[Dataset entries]

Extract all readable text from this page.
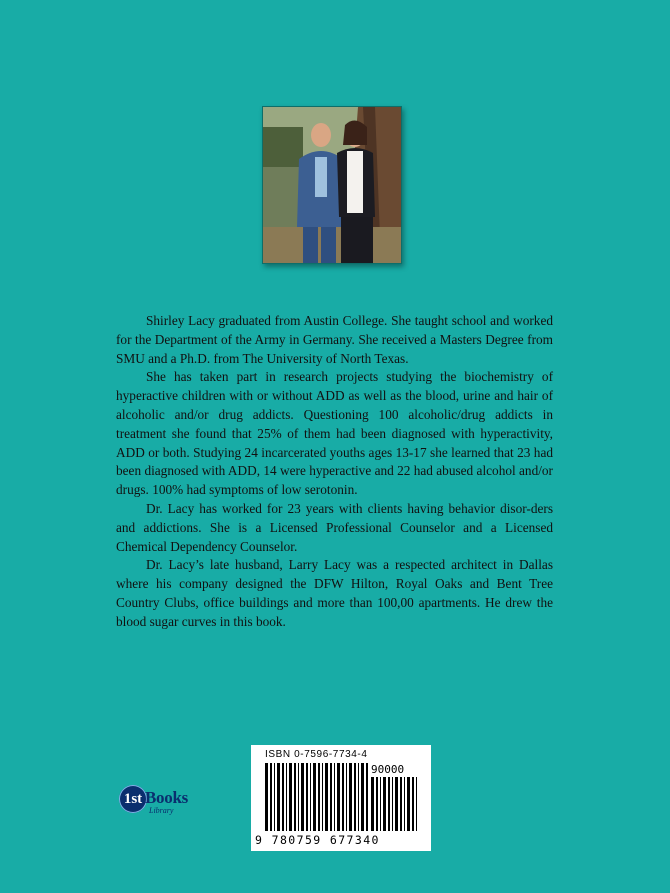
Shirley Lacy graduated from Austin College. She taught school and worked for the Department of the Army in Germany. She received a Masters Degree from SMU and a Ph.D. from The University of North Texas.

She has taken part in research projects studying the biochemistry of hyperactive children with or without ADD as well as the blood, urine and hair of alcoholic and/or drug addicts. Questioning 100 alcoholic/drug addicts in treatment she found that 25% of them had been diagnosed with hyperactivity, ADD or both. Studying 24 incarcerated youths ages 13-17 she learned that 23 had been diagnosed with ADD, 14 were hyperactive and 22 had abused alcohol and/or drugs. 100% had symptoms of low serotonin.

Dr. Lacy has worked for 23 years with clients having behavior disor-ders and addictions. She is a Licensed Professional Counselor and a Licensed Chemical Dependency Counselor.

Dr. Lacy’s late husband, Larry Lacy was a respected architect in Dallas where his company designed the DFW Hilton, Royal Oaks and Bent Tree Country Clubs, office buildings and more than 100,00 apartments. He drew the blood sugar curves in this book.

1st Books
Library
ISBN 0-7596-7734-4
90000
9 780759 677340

_Written exercise_
Search the data for the string "with" and copy each line where it appears.

_Answer for the task_
She has taken part in research projects studying the biochemistry of hyperactive children with or without ADD as well as the blood, urine and hair of alcoholic and/or drug addicts. Questioning 100 alcoholic/drug addicts in treatment she found that 25% of them had been diagnosed with hyperactivity, ADD or both. Studying 24 incarcerated youths ages 13-17 she learned that 23 had been diagnosed with ADD, 14 were hyperactive and 22 had abused alcohol and/or drugs. 100% had symptoms of low serotonin.
Dr. Lacy has worked for 23 years with clients having behavior disor-ders and addictions. She is a Licensed Professional Counselor and a Licensed Chemical Dependency Counselor.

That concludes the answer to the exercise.